BEGIN Rows

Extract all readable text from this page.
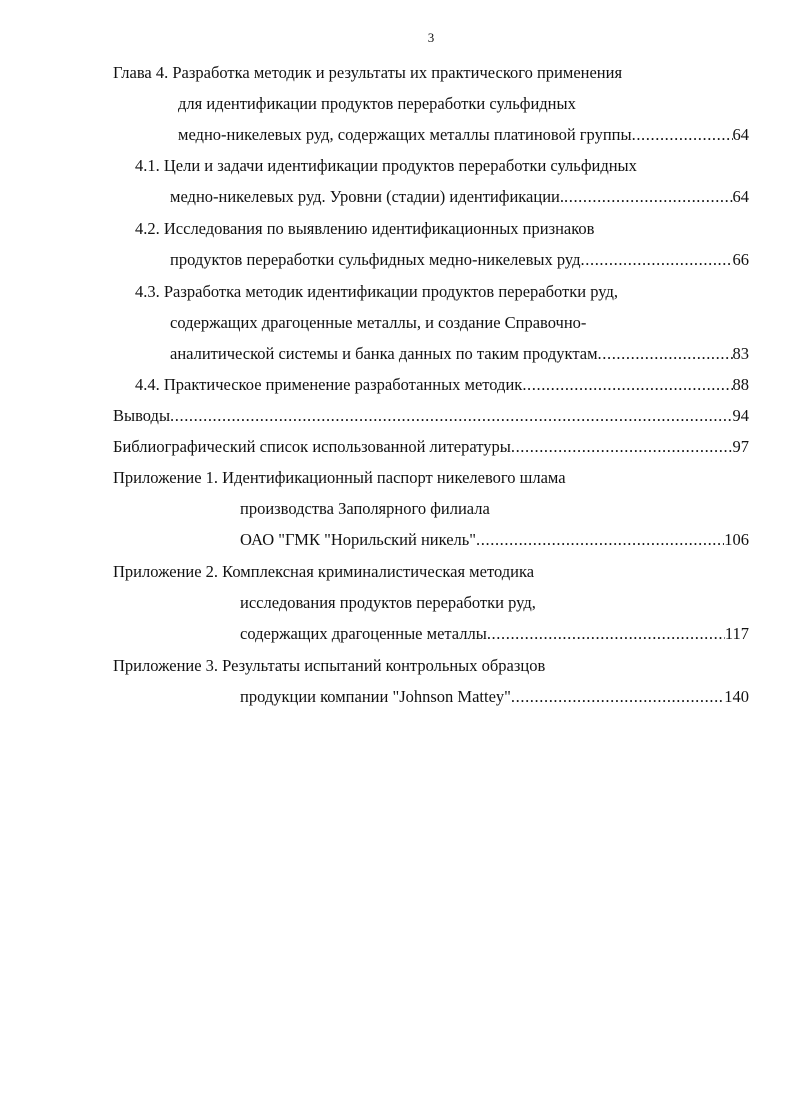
3
Глава 4. Разработка методик и результаты их практического применения
для идентификации продуктов переработки сульфидных
медно-никелевых руд, содержащих металлы платиновой группы .....	64
4.1. Цели и задачи идентификации продуктов переработки сульфидных
медно-никелевых руд. Уровни (стадии) идентификации. .....	64
4.2. Исследования по выявлению идентификационных признаков
продуктов переработки сульфидных медно-никелевых руд .....	66
4.3. Разработка методик идентификации продуктов переработки руд,
содержащих драгоценные металлы, и создание Справочно-
аналитической системы и банка данных по таким продуктам .....	83
4.4. Практическое применение разработанных методик .....	88
Выводы .....	94
Библиографический список использованной литературы .....	97
Приложение 1. Идентификационный паспорт никелевого шлама
производства Заполярного филиала
ОАО "ГМК "Норильский никель" .....	106
Приложение 2. Комплексная криминалистическая методика
исследования продуктов переработки руд,
содержащих драгоценные металлы .....	117
Приложение 3. Результаты испытаний контрольных образцов
продукции компании "Johnson Mattey" .....	140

END Rows

- Aim of the task -
Leave the pictures out, and print every line of the listing exactly as written.

- Solution -
Extract all readable text from this page.
3
Глава 4. Разработка методик и результаты их практического применения
для идентификации продуктов переработки сульфидных
медно-никелевых руд, содержащих металлы платиновой группы .....	64
4.1. Цели и задачи идентификации продуктов переработки сульфидных
медно-никелевых руд. Уровни (стадии) идентификации. .....	64
4.2. Исследования по выявлению идентификационных признаков
продуктов переработки сульфидных медно-никелевых руд .....	66
4.3. Разработка методик идентификации продуктов переработки руд,
содержащих драгоценные металлы, и создание Справочно-
аналитической системы и банка данных по таким продуктам .....	83
4.4. Практическое применение разработанных методик .....	88
Выводы .....	94
Библиографический список использованной литературы .....	97
Приложение 1. Идентификационный паспорт никелевого шлама
производства Заполярного филиала
ОАО "ГМК "Норильский никель" .....	106
Приложение 2. Комплексная криминалистическая методика
исследования продуктов переработки руд,
содержащих драгоценные металлы .....	117
Приложение 3. Результаты испытаний контрольных образцов
продукции компании "Johnson Mattey" .....	140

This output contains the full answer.